### Problem to solve
Reproduce the listing that follows with no differences at all.

(Raw records)
──────────

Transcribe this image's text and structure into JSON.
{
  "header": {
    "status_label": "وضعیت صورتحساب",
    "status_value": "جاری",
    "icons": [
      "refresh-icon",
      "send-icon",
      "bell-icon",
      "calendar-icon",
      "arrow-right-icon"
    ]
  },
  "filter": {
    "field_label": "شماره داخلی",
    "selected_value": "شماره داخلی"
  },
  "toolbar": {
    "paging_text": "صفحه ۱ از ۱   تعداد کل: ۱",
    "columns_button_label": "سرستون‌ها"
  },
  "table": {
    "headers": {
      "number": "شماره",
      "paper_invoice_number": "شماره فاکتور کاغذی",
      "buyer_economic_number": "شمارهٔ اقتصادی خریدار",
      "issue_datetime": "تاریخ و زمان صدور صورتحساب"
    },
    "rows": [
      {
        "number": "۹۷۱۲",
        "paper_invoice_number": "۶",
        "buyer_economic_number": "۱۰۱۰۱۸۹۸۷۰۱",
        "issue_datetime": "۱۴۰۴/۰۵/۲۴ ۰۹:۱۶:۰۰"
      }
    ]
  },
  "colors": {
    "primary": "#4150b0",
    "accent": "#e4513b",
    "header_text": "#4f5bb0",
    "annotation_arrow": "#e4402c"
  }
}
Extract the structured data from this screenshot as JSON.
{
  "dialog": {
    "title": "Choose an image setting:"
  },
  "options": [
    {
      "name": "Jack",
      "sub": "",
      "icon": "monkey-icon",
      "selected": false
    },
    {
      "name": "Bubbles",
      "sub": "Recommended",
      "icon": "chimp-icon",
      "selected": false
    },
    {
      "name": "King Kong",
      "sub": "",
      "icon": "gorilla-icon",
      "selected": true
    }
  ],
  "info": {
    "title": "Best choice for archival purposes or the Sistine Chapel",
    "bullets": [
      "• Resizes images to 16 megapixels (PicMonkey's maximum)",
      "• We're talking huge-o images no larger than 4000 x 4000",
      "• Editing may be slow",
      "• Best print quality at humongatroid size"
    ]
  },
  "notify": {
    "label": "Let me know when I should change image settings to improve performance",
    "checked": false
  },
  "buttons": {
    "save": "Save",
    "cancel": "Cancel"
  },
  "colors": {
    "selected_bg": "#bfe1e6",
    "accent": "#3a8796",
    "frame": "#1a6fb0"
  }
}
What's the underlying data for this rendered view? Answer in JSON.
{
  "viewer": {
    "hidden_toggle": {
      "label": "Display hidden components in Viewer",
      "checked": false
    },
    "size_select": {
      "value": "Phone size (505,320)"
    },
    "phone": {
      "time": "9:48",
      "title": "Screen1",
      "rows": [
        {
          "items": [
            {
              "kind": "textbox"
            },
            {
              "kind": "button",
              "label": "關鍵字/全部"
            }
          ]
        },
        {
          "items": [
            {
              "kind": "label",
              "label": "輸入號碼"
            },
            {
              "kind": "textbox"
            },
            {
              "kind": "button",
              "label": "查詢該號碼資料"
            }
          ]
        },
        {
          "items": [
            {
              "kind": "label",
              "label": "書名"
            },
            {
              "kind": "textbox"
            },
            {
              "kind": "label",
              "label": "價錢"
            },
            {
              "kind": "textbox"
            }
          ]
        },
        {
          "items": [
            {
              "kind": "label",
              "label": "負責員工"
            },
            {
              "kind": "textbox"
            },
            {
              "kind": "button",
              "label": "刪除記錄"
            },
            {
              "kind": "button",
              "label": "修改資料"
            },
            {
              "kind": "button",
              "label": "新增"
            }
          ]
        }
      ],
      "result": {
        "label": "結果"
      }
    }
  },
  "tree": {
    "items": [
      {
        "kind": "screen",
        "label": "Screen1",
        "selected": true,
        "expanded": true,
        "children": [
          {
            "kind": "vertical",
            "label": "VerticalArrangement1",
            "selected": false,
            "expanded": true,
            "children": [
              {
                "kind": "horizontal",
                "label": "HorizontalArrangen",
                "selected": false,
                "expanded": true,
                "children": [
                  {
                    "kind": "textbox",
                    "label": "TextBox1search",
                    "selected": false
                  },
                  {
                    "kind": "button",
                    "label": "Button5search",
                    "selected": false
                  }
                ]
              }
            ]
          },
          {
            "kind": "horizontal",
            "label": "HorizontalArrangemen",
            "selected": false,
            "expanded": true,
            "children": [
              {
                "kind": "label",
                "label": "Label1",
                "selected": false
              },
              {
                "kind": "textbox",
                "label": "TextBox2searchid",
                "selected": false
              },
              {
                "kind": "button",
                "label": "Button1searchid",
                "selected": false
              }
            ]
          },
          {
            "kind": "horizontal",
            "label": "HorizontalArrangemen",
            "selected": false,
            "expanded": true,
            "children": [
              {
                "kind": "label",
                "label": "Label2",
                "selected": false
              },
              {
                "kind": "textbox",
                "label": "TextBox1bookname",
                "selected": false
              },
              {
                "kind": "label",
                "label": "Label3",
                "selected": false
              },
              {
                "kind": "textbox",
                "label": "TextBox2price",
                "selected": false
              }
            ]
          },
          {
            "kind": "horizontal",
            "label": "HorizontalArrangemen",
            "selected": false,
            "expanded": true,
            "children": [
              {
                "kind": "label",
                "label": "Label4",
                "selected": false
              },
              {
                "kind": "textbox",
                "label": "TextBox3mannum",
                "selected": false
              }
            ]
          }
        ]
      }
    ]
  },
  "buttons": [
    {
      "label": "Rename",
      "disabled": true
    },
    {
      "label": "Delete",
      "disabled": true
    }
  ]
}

──────────

### Result for this exercise
Transcribe this image's text and structure into JSON.
{
  "header": {
    "status_label": "وضعیت صورتحساب",
    "status_value": "جاری",
    "icons": [
      "refresh-icon",
      "send-icon",
      "bell-icon",
      "calendar-icon",
      "arrow-right-icon"
    ]
  },
  "filter": {
    "field_label": "شماره داخلی",
    "selected_value": "شماره داخلی"
  },
  "toolbar": {
    "paging_text": "صفحه ۱ از ۱   تعداد کل: ۱",
    "columns_button_label": "سرستون‌ها"
  },
  "table": {
    "headers": {
      "number": "شماره",
      "paper_invoice_number": "شماره فاکتور کاغذی",
      "buyer_economic_number": "شمارهٔ اقتصادی خریدار",
      "issue_datetime": "تاریخ و زمان صدور صورتحساب"
    },
    "rows": [
      {
        "number": "۹۷۱۲",
        "paper_invoice_number": "۶",
        "buyer_economic_number": "۱۰۱۰۱۸۹۸۷۰۱",
        "issue_datetime": "۱۴۰۴/۰۵/۲۴ ۰۹:۱۶:۰۰"
      }
    ]
  },
  "colors": {
    "primary": "#4150b0",
    "accent": "#e4513b",
    "header_text": "#4f5bb0",
    "annotation_arrow": "#e4402c"
  }
}
Extract the structured data from this screenshot as JSON.
{
  "dialog": {
    "title": "Choose an image setting:"
  },
  "options": [
    {
      "name": "Jack",
      "sub": "",
      "icon": "monkey-icon",
      "selected": false
    },
    {
      "name": "Bubbles",
      "sub": "Recommended",
      "icon": "chimp-icon",
      "selected": false
    },
    {
      "name": "King Kong",
      "sub": "",
      "icon": "gorilla-icon",
      "selected": true
    }
  ],
  "info": {
    "title": "Best choice for archival purposes or the Sistine Chapel",
    "bullets": [
      "• Resizes images to 16 megapixels (PicMonkey's maximum)",
      "• We're talking huge-o images no larger than 4000 x 4000",
      "• Editing may be slow",
      "• Best print quality at humongatroid size"
    ]
  },
  "notify": {
    "label": "Let me know when I should change image settings to improve performance",
    "checked": false
  },
  "buttons": {
    "save": "Save",
    "cancel": "Cancel"
  },
  "colors": {
    "selected_bg": "#bfe1e6",
    "accent": "#3a8796",
    "frame": "#1a6fb0"
  }
}
What's the underlying data for this rendered view? Answer in JSON.
{
  "viewer": {
    "hidden_toggle": {
      "label": "Display hidden components in Viewer",
      "checked": false
    },
    "size_select": {
      "value": "Phone size (505,320)"
    },
    "phone": {
      "time": "9:48",
      "title": "Screen1",
      "rows": [
        {
          "items": [
            {
              "kind": "textbox"
            },
            {
              "kind": "button",
              "label": "關鍵字/全部"
            }
          ]
        },
        {
          "items": [
            {
              "kind": "label",
              "label": "輸入號碼"
            },
            {
              "kind": "textbox"
            },
            {
              "kind": "button",
              "label": "查詢該號碼資料"
            }
          ]
        },
        {
          "items": [
            {
              "kind": "label",
              "label": "書名"
            },
            {
              "kind": "textbox"
            },
            {
              "kind": "label",
              "label": "價錢"
            },
            {
              "kind": "textbox"
            }
          ]
        },
        {
          "items": [
            {
              "kind": "label",
              "label": "負責員工"
            },
            {
              "kind": "textbox"
            },
            {
              "kind": "button",
              "label": "刪除記錄"
            },
            {
              "kind": "button",
              "label": "修改資料"
            },
            {
              "kind": "button",
              "label": "新增"
            }
          ]
        }
      ],
      "result": {
        "label": "結果"
      }
    }
  },
  "tree": {
    "items": [
      {
        "kind": "screen",
        "label": "Screen1",
        "selected": true,
        "expanded": true,
        "children": [
          {
            "kind": "vertical",
            "label": "VerticalArrangement1",
            "selected": false,
            "expanded": true,
            "children": [
              {
                "kind": "horizontal",
                "label": "HorizontalArrangen",
                "selected": false,
                "expanded": true,
                "children": [
                  {
                    "kind": "textbox",
                    "label": "TextBox1search",
                    "selected": false
                  },
                  {
                    "kind": "button",
                    "label": "Button5search",
                    "selected": false
                  }
                ]
              }
            ]
          },
          {
            "kind": "horizontal",
            "label": "HorizontalArrangemen",
            "selected": false,
            "expanded": true,
            "children": [
              {
                "kind": "label",
                "label": "Label1",
                "selected": false
              },
              {
                "kind": "textbox",
                "label": "TextBox2searchid",
                "selected": false
              },
              {
                "kind": "button",
                "label": "Button1searchid",
                "selected": false
              }
            ]
          },
          {
            "kind": "horizontal",
            "label": "HorizontalArrangemen",
            "selected": false,
            "expanded": true,
            "children": [
              {
                "kind": "label",
                "label": "Label2",
                "selected": false
              },
              {
                "kind": "textbox",
                "label": "TextBox1bookname",
                "selected": false
              },
              {
                "kind": "label",
                "label": "Label3",
                "selected": false
              },
              {
                "kind": "textbox",
                "label": "TextBox2price",
                "selected": false
              }
            ]
          },
          {
            "kind": "horizontal",
            "label": "HorizontalArrangemen",
            "selected": false,
            "expanded": true,
            "children": [
              {
                "kind": "label",
                "label": "Label4",
                "selected": false
              },
              {
                "kind": "textbox",
                "label": "TextBox3mannum",
                "selected": false
              }
            ]
          }
        ]
      }
    ]
  },
  "buttons": [
    {
      "label": "Rename",
      "disabled": true
    },
    {
      "label": "Delete",
      "disabled": true
    }
  ]
}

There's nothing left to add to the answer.